[A run of records]
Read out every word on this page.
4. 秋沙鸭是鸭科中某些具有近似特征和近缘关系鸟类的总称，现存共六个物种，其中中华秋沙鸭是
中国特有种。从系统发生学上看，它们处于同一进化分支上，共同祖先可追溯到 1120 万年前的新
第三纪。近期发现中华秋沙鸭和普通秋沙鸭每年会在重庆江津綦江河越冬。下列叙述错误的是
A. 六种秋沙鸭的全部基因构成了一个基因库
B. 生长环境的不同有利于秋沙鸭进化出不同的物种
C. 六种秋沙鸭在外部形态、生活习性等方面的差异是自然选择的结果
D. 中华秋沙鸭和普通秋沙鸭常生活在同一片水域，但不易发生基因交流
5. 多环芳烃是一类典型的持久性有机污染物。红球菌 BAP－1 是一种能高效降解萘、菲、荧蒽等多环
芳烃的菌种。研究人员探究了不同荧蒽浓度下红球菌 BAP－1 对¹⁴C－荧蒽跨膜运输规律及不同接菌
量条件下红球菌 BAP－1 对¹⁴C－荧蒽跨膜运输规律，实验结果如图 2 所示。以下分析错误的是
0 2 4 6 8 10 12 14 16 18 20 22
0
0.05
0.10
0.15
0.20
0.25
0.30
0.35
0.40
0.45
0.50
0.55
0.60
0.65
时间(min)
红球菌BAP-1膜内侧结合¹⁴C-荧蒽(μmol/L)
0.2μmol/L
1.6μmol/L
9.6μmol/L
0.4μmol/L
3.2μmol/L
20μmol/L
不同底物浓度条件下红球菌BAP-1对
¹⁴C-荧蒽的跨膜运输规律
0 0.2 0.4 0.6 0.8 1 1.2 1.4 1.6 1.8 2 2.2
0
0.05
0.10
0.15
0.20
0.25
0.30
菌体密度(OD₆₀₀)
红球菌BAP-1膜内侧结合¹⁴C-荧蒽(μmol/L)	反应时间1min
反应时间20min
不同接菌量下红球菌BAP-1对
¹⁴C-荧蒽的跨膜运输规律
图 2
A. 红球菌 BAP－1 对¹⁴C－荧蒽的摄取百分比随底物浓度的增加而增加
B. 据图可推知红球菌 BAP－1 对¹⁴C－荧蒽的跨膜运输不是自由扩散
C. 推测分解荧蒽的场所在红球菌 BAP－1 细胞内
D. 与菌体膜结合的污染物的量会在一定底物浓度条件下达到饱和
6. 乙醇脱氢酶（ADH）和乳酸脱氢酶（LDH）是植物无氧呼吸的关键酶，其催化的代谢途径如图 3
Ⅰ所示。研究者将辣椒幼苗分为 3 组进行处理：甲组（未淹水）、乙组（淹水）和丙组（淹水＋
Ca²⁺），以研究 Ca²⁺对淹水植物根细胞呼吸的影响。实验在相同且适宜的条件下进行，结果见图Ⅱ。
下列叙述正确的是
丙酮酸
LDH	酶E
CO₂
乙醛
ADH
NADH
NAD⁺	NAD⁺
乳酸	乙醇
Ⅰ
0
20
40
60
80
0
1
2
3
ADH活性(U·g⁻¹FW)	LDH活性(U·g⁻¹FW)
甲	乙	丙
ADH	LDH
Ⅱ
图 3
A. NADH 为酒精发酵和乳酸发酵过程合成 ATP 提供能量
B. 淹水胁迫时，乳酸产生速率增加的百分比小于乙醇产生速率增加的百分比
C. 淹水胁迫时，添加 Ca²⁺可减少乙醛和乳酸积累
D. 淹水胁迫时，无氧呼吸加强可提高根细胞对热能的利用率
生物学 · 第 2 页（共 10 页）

_Brief_
Print all of the entries exactly as they appear.

_Result_
Read out every word on this page.
4. 秋沙鸭是鸭科中某些具有近似特征和近缘关系鸟类的总称，现存共六个物种，其中中华秋沙鸭是
中国特有种。从系统发生学上看，它们处于同一进化分支上，共同祖先可追溯到 1120 万年前的新
第三纪。近期发现中华秋沙鸭和普通秋沙鸭每年会在重庆江津綦江河越冬。下列叙述错误的是
A. 六种秋沙鸭的全部基因构成了一个基因库
B. 生长环境的不同有利于秋沙鸭进化出不同的物种
C. 六种秋沙鸭在外部形态、生活习性等方面的差异是自然选择的结果
D. 中华秋沙鸭和普通秋沙鸭常生活在同一片水域，但不易发生基因交流
5. 多环芳烃是一类典型的持久性有机污染物。红球菌 BAP－1 是一种能高效降解萘、菲、荧蒽等多环
芳烃的菌种。研究人员探究了不同荧蒽浓度下红球菌 BAP－1 对¹⁴C－荧蒽跨膜运输规律及不同接菌
量条件下红球菌 BAP－1 对¹⁴C－荧蒽跨膜运输规律，实验结果如图 2 所示。以下分析错误的是
0 2 4 6 8 10 12 14 16 18 20 22
0
0.05
0.10
0.15
0.20
0.25
0.30
0.35
0.40
0.45
0.50
0.55
0.60
0.65
时间(min)
红球菌BAP-1膜内侧结合¹⁴C-荧蒽(μmol/L)
0.2μmol/L
1.6μmol/L
9.6μmol/L
0.4μmol/L
3.2μmol/L
20μmol/L
不同底物浓度条件下红球菌BAP-1对
¹⁴C-荧蒽的跨膜运输规律
0 0.2 0.4 0.6 0.8 1 1.2 1.4 1.6 1.8 2 2.2
0
0.05
0.10
0.15
0.20
0.25
0.30
菌体密度(OD₆₀₀)
红球菌BAP-1膜内侧结合¹⁴C-荧蒽(μmol/L)	反应时间1min
反应时间20min
不同接菌量下红球菌BAP-1对
¹⁴C-荧蒽的跨膜运输规律
图 2
A. 红球菌 BAP－1 对¹⁴C－荧蒽的摄取百分比随底物浓度的增加而增加
B. 据图可推知红球菌 BAP－1 对¹⁴C－荧蒽的跨膜运输不是自由扩散
C. 推测分解荧蒽的场所在红球菌 BAP－1 细胞内
D. 与菌体膜结合的污染物的量会在一定底物浓度条件下达到饱和
6. 乙醇脱氢酶（ADH）和乳酸脱氢酶（LDH）是植物无氧呼吸的关键酶，其催化的代谢途径如图 3
Ⅰ所示。研究者将辣椒幼苗分为 3 组进行处理：甲组（未淹水）、乙组（淹水）和丙组（淹水＋
Ca²⁺），以研究 Ca²⁺对淹水植物根细胞呼吸的影响。实验在相同且适宜的条件下进行，结果见图Ⅱ。
下列叙述正确的是
丙酮酸
LDH	酶E
CO₂
乙醛
ADH
NADH
NAD⁺	NAD⁺
乳酸	乙醇
Ⅰ
0
20
40
60
80
0
1
2
3
ADH活性(U·g⁻¹FW)	LDH活性(U·g⁻¹FW)
甲	乙	丙
ADH	LDH
Ⅱ
图 3
A. NADH 为酒精发酵和乳酸发酵过程合成 ATP 提供能量
B. 淹水胁迫时，乳酸产生速率增加的百分比小于乙醇产生速率增加的百分比
C. 淹水胁迫时，添加 Ca²⁺可减少乙醛和乳酸积累
D. 淹水胁迫时，无氧呼吸加强可提高根细胞对热能的利用率
生物学 · 第 2 页（共 10 页）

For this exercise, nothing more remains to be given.